== Supplied records

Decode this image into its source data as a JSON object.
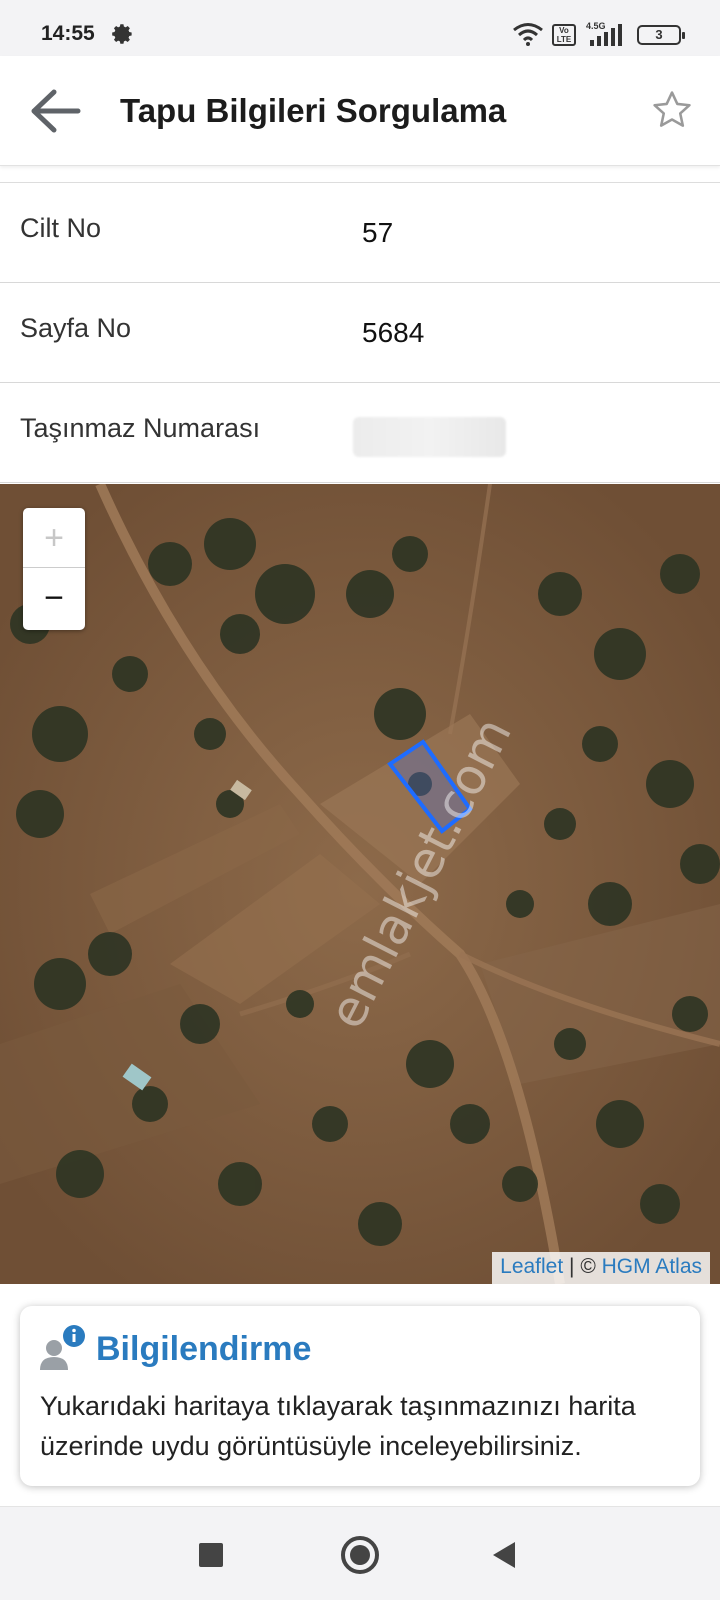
{
  "status_bar": {
    "time": "14:55",
    "network": "4.5G",
    "volte": "Vo LTE",
    "battery": "3",
    "icons": [
      "settings-gear-icon",
      "wifi-icon",
      "volte-icon",
      "signal-icon",
      "battery-icon"
    ]
  },
  "app_bar": {
    "title": "Tapu Bilgileri Sorgulama",
    "back_icon": "arrow-left-icon",
    "favorite_icon": "star-outline-icon"
  },
  "rows": [
    {
      "label": "Cilt No",
      "value": "57"
    },
    {
      "label": "Sayfa No",
      "value": "5684"
    },
    {
      "label": "Taşınmaz Numarası",
      "value": ""
    }
  ],
  "map": {
    "zoom_in": "+",
    "zoom_out": "−",
    "watermark": "emlakjet.com",
    "attribution": {
      "leaflet": "Leaflet",
      "separator": " | © ",
      "provider": "HGM Atlas"
    },
    "parcel_color": "#1e6cff"
  },
  "info_card": {
    "title": "Bilgilendirme",
    "body": "Yukarıdaki haritaya tıklayarak taşınmazınızı harita üzerinde uydu görüntüsüyle inceleyebilirsiniz.",
    "icon": "user-info-icon",
    "accent": "#2a7bbf"
  },
  "nav_bar": {
    "buttons": [
      "recents-square-icon",
      "home-circle-icon",
      "back-triangle-icon"
    ]
  }
}
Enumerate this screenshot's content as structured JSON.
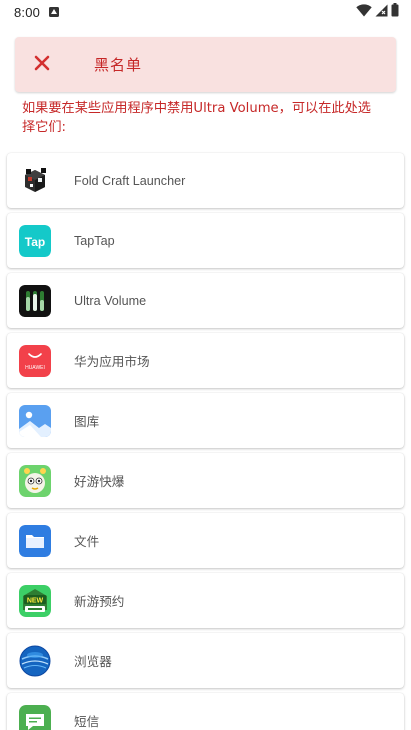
{
  "status_bar": {
    "time": "8:00"
  },
  "header": {
    "title": "黑名单"
  },
  "description": "如果要在某些应用程序中禁用Ultra Volume，可以在此处选择它们:",
  "apps": [
    {
      "name": "Fold Craft Launcher",
      "icon": "fold-craft-launcher-icon"
    },
    {
      "name": "TapTap",
      "icon": "taptap-icon"
    },
    {
      "name": "Ultra Volume",
      "icon": "ultra-volume-icon"
    },
    {
      "name": "华为应用市场",
      "icon": "huawei-appgallery-icon"
    },
    {
      "name": "图库",
      "icon": "gallery-icon"
    },
    {
      "name": "好游快爆",
      "icon": "haoyou-kuaibao-icon"
    },
    {
      "name": "文件",
      "icon": "files-folder-icon"
    },
    {
      "name": "新游预约",
      "icon": "new-game-reservation-icon"
    },
    {
      "name": "浏览器",
      "icon": "browser-icon"
    },
    {
      "name": "短信",
      "icon": "messages-icon"
    }
  ],
  "colors": {
    "accent": "#c62828",
    "header_bg": "#f9e1e0"
  }
}
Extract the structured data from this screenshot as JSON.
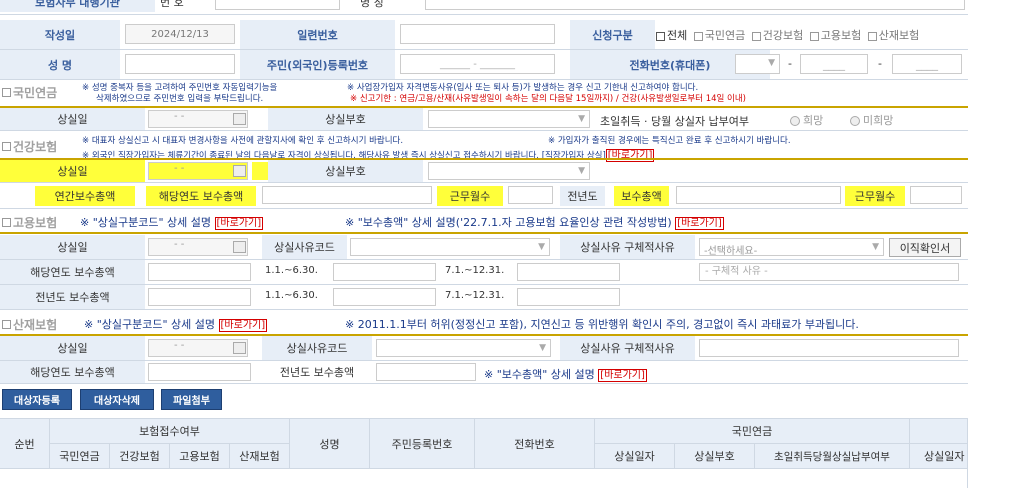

====

To do:
Find the number of lines in which the word "screenshot" occurs, and write nothing but that number.

The solution:
2